Collect and copy every line in the records below that contains the string "header".

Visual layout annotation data
__________________________________________________

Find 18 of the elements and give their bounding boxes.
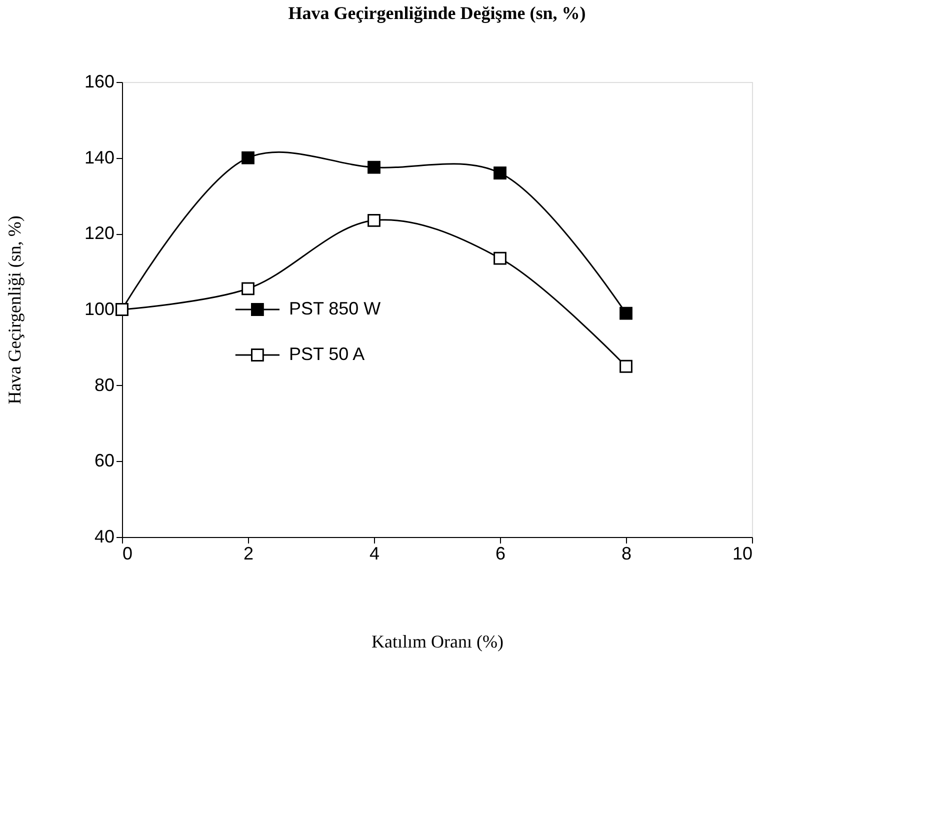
y-tick-label: 40 xyxy=(94,526,114,546)
y-tick-label: 140 xyxy=(84,147,114,168)
x-tick-label: 0 xyxy=(122,544,133,564)
x-tick-label: 10 xyxy=(732,544,752,564)
y-tick-label: 60 xyxy=(94,450,114,471)
y-tick-label: 80 xyxy=(94,374,114,395)
legend-label: PST 50 A xyxy=(288,344,365,364)
y-axis-title: Hava Geçirgenliği (sn, %) xyxy=(4,216,24,404)
x-tick-label: 2 xyxy=(243,544,254,564)
y-tick-label: 160 xyxy=(84,72,114,92)
x-tick-label: 8 xyxy=(621,544,632,564)
y-tick-label: 120 xyxy=(84,223,114,244)
x-tick-label: 4 xyxy=(369,544,380,564)
legend-label: PST 850 W xyxy=(288,298,381,318)
chart-title: Hava Geçirgenliğinde Değişme (sn, %) xyxy=(288,3,586,23)
y-tick-label: 100 xyxy=(84,299,114,319)
x-axis-title: Katılım Oranı (%) xyxy=(372,632,504,652)
x-tick-label: 6 xyxy=(495,544,506,564)
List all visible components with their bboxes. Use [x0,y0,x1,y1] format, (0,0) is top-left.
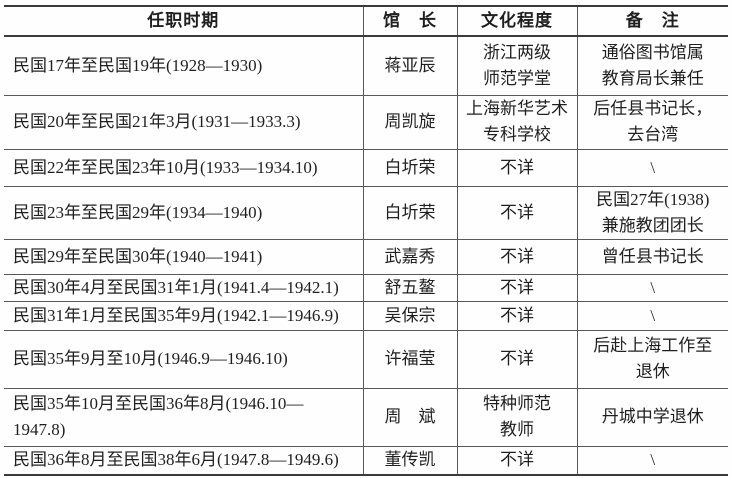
table-row: 民国17年至民国19年(1928—1930) 蒋亚辰 浙江两级 师范学堂 通俗图… [4,36,728,95]
director-cell: 白圻荣 [363,186,458,239]
director-cell: 武嘉秀 [363,239,458,274]
director-cell: 蒋亚辰 [363,36,458,95]
remark-cell: \ [650,157,656,177]
period-cell: 民国31年1月至民国35年9月(1942.1—1946.9) [4,301,364,330]
period-cell: 民国20年至民国21年3月(1931—1933.3) [4,95,364,149]
education-cell: 不详 [457,330,578,388]
director-cell: 吴保宗 [363,301,458,330]
table-row: 民国20年至民国21年3月(1931—1933.3) 周凯旋 上海新华艺术 专科… [4,95,728,149]
remark-cell: 曾任县书记长 [601,246,704,266]
remark-cell: 后赴上海工作至 退休 [593,336,713,381]
education-cell: 不详 [457,186,578,239]
director-cell: 许福莹 [363,330,458,388]
table-header-row: 任职时期 馆 长 文化程度 备 注 [4,6,728,36]
period-cell: 民国36年8月至民国38年6月(1947.8—1949.6) [4,446,364,475]
period-cell: 民国23年至民国29年(1934—1940) [4,186,364,239]
education-cell: 不详 [457,239,578,274]
education-cell: 不详 [457,446,578,475]
period-cell: 民国30年4月至民国31年1月(1941.4—1942.1) [4,274,364,301]
remark-cell: 后任县书记长， 去台湾 [593,99,713,144]
library-directors-table: 任职时期 馆 长 文化程度 备 注 民国17年至民国19年(1928—1930)… [4,5,728,476]
table-row: 民国35年10月至民国36年8月(1946.10— 1947.8) 周 斌 特种… [4,388,728,446]
header-period: 任职时期 [4,6,364,36]
education-cell: 不详 [457,274,578,301]
table-row: 民国22年至民国23年10月(1933—1934.10) 白圻荣 不详 \ [4,149,728,186]
remark-cell: 民国27年(1938) 兼施教团团长 [596,189,710,235]
table-row: 民国35年9月至10月(1946.9—1946.10) 许福莹 不详 后赴上海工… [4,330,728,388]
director-cell: 董传凯 [363,446,458,475]
header-director: 馆 长 [363,6,458,36]
director-cell: 白圻荣 [363,149,458,186]
table-row: 民国31年1月至民国35年9月(1942.1—1946.9) 吴保宗 不详 \ [4,301,728,330]
period-cell: 民国29年至民国30年(1940—1941) [4,239,364,274]
header-education: 文化程度 [457,6,578,36]
header-remark: 备 注 [625,11,680,30]
table-row: 民国23年至民国29年(1934—1940) 白圻荣 不详 民国27年(1938… [4,186,728,239]
director-cell: 周凯旋 [363,95,458,149]
director-cell: 周 斌 [363,388,458,446]
period-cell: 民国17年至民国19年(1928—1930) [4,36,364,95]
period-cell: 民国22年至民国23年10月(1933—1934.10) [4,149,364,186]
education-cell: 上海新华艺术 专科学校 [457,95,578,149]
director-cell: 舒五鳌 [363,274,458,301]
education-cell: 不详 [457,149,578,186]
remark-cell: 丹城中学退休 [601,407,704,426]
table-row: 民国29年至民国30年(1940—1941) 武嘉秀 不详 曾任县书记长 [4,239,728,274]
remark-cell: \ [650,305,656,325]
table-row: 民国36年8月至民国38年6月(1947.8—1949.6) 董传凯 不详 \ [4,446,728,475]
table-row: 民国30年4月至民国31年1月(1941.4—1942.1) 舒五鳌 不详 \ [4,274,728,301]
remark-cell: 通俗图书馆属 教育局长兼任 [601,42,704,88]
education-cell: 特种师范 教师 [457,388,578,446]
education-cell: 不详 [457,301,578,330]
period-cell: 民国35年9月至10月(1946.9—1946.10) [4,330,364,388]
remark-cell: \ [650,450,656,470]
period-cell: 民国35年10月至民国36年8月(1946.10— 1947.8) [4,388,364,446]
remark-cell: \ [650,277,656,297]
education-cell: 浙江两级 师范学堂 [457,36,578,95]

__________________________________________________

Output for this exercise:
table-header-row: 任职时期 馆 长 文化程度 备 注 [4,6,728,36]
header-period: 任职时期 [4,6,364,36]
header-director: 馆 长 [363,6,458,36]
header-education: 文化程度 [457,6,578,36]
header-remark: 备 注 [625,11,680,30]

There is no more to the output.